# Recent brags & New CD/VC



## KeaColorado (Jan 2, 2013)

Oh man, you WON THE QUILT RAFFLE??? That's really, really great!!!

Congrats to the dogs too


----------



## MaureenM (Sep 20, 2011)

Congratulations on everything! The video was awesome, thanks for posting!!


----------



## Brave (Oct 26, 2012)

Congrats!!!!!!


----------



## Kmullen (Feb 17, 2010)

Love the video!!! You guys did amazing!!! Huge Congrats!! Can't wait to see you and everyone next weekend!


----------



## nolefan (Nov 6, 2009)

I continue to be blown away at the accomplishments of those beautiful and talented dogs. It's second only to how impressed and proud I am of the time and hard work you've invested and the talent you and Kristin have shown in getting the best out of each of those dogs. You two are amazing! Congratulations - love Slater's video, what a great dog he is.


----------



## Titan1 (Jan 19, 2010)

Congrats again.. and I loved your booth at the national.. I have had quite a few snickers and the Oh my's on the handy dandy new magnet....


----------



## 2golddogs (Oct 19, 2009)

Simply awesome!! Loved watching you guys in the video. Slater is a great dog.


----------



## hotel4dogs (Sep 29, 2008)

congrats on EVERYTHING!!


----------



## olliversmom (Mar 13, 2013)

I absolutely love the way your pup Slater prances.
What a lovely dog and great team you make.
Congrats.


----------



## boomers_dawn (Sep 20, 2009)

Congratulations!!


----------



## MercyMom (Dec 19, 2011)

Way to go! I hope to be completing CD legs myself someday!


----------



## OutWest (Oct 6, 2011)

Congratulations! The video was amazing. Slater is gorgeous and he looked like he was having so much fun in the ring.


----------

→ **STATED GOAL A**: Copy the rows word for word, starting at the beginning of the rows and continuing through the line that contains "The annular portion", with both ends included. Leave out the pictures.

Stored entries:
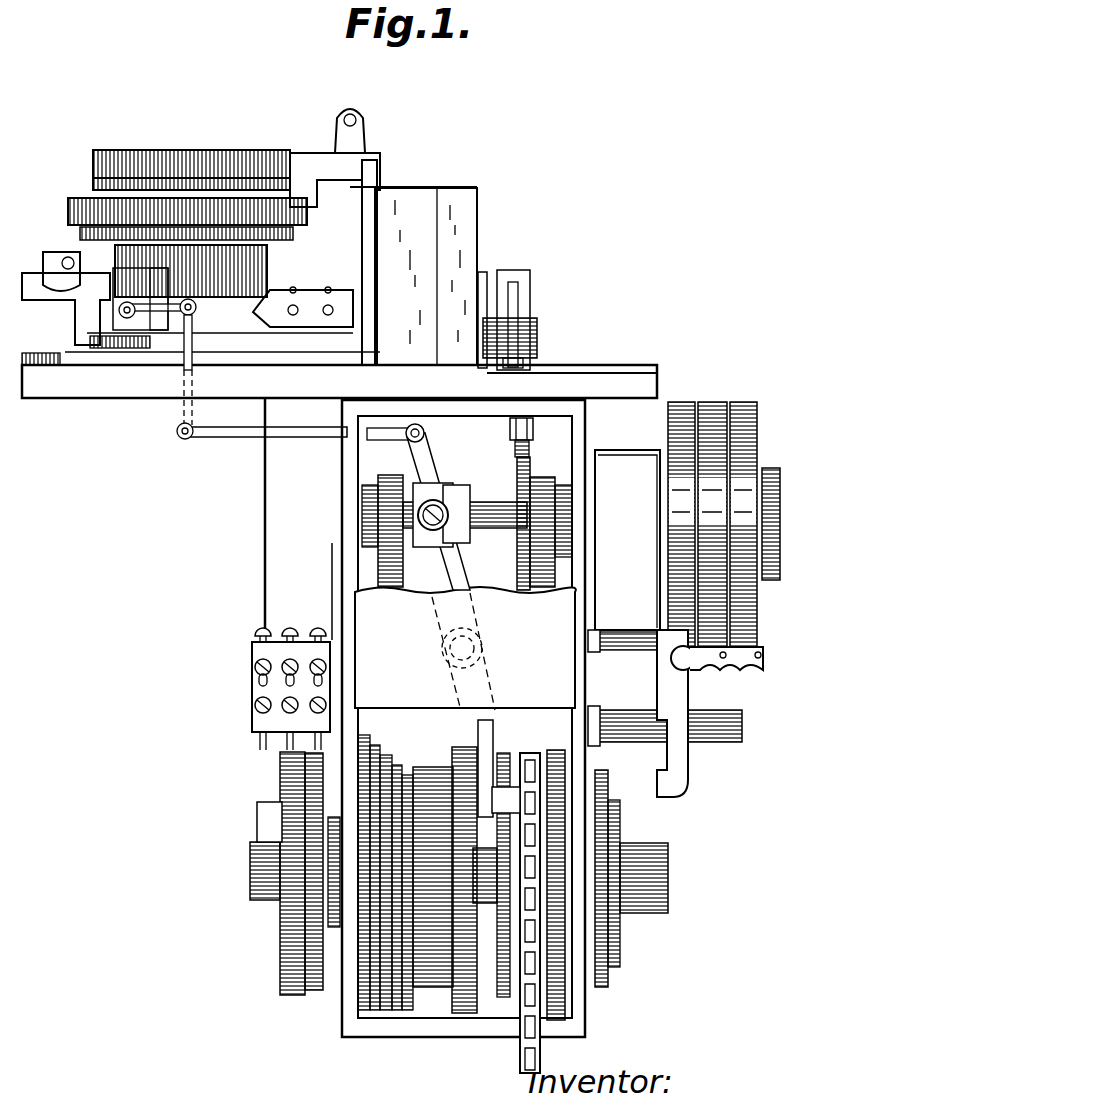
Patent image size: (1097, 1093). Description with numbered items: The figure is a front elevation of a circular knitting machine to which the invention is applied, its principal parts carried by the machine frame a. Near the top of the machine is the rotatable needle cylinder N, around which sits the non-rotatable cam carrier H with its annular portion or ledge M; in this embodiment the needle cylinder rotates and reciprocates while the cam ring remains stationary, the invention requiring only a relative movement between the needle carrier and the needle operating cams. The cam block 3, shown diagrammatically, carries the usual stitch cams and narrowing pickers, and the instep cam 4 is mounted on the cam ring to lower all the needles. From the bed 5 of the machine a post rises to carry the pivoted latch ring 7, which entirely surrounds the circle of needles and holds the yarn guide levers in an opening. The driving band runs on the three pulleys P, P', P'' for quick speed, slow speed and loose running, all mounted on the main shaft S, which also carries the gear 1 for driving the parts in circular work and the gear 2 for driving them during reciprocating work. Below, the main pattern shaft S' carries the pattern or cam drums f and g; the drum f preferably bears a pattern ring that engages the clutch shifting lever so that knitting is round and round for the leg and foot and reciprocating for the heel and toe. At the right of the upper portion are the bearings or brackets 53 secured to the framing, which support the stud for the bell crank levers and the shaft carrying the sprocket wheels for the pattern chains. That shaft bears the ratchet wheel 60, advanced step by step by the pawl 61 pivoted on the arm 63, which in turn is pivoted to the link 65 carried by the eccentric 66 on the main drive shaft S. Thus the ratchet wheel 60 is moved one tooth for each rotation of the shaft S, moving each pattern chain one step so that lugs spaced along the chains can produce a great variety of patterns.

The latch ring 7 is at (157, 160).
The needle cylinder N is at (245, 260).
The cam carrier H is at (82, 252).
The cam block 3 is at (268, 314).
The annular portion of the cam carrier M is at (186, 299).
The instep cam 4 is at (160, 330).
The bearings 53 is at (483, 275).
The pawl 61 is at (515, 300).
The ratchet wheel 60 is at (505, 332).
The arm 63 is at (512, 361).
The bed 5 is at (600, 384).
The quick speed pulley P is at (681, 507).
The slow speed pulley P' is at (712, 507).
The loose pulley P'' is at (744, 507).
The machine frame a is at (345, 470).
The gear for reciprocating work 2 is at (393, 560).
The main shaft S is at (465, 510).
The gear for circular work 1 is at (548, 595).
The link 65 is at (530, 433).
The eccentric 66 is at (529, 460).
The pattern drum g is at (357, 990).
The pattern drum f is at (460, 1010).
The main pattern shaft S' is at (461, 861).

→ **STATED GOAL B**: In the congratulations thread, take the part from "I continue to" to "(Jan 19, 2010)" and write it again with "Kristin" replaced by "Karen".

→ **OUTPUT A**:
Patent image size: (1097, 1093). Description with numbered items: The figure is a front elevation of a circular knitting machine to which the invention is applied, its principal parts carried by the machine frame a. Near the top of the machine is the rotatable needle cylinder N, around which sits the non-rotatable cam carrier H with its annular portion or ledge M; in this embodiment the needle cylinder rotates and reciprocates while the cam ring remains stationary, the invention requiring only a relative movement between the needle carrier and the needle operating cams. The cam block 3, shown diagrammatically, carries the usual stitch cams and narrowing pickers, and the instep cam 4 is mounted on the cam ring to lower all the needles. From the bed 5 of the machine a post rises to carry the pivoted latch ring 7, which entirely surrounds the circle of needles and holds the yarn guide levers in an opening. The driving band runs on the three pulleys P, P', P'' for quick speed, slow speed and loose running, all mounted on the main shaft S, which also carries the gear 1 for driving the parts in circular work and the gear 2 for driving them during reciprocating work. Below, the main pattern shaft S' carries the pattern or cam drums f and g; the drum f preferably bears a pattern ring that engages the clutch shifting lever so that knitting is round and round for the leg and foot and reciprocating for the heel and toe. At the right of the upper portion are the bearings or brackets 53 secured to the framing, which support the stud for the bell crank levers and the shaft carrying the sprocket wheels for the pattern chains. That shaft bears the ratchet wheel 60, advanced step by step by the pawl 61 pivoted on the arm 63, which in turn is pivoted to the link 65 carried by the eccentric 66 on the main drive shaft S. Thus the ratchet wheel 60 is moved one tooth for each rotation of the shaft S, moving each pattern chain one step so that lugs spaced along the chains can produce a great variety of patterns.

The latch ring 7 is at (157, 160).
The needle cylinder N is at (245, 260).
The cam carrier H is at (82, 252).
The cam block 3 is at (268, 314).
The annular portion of the cam carrier M is at (186, 299).

→ **OUTPUT B**:
I continue to be blown away at the accomplishments of those beautiful and talented dogs. It's second only to how impressed and proud I am of the time and hard work you've invested and the talent you and Karen have shown in getting the best out of each of those dogs. You two are amazing! Congratulations - love Slater's video, what a great dog he is.


----------



## Titan1 (Jan 19, 2010)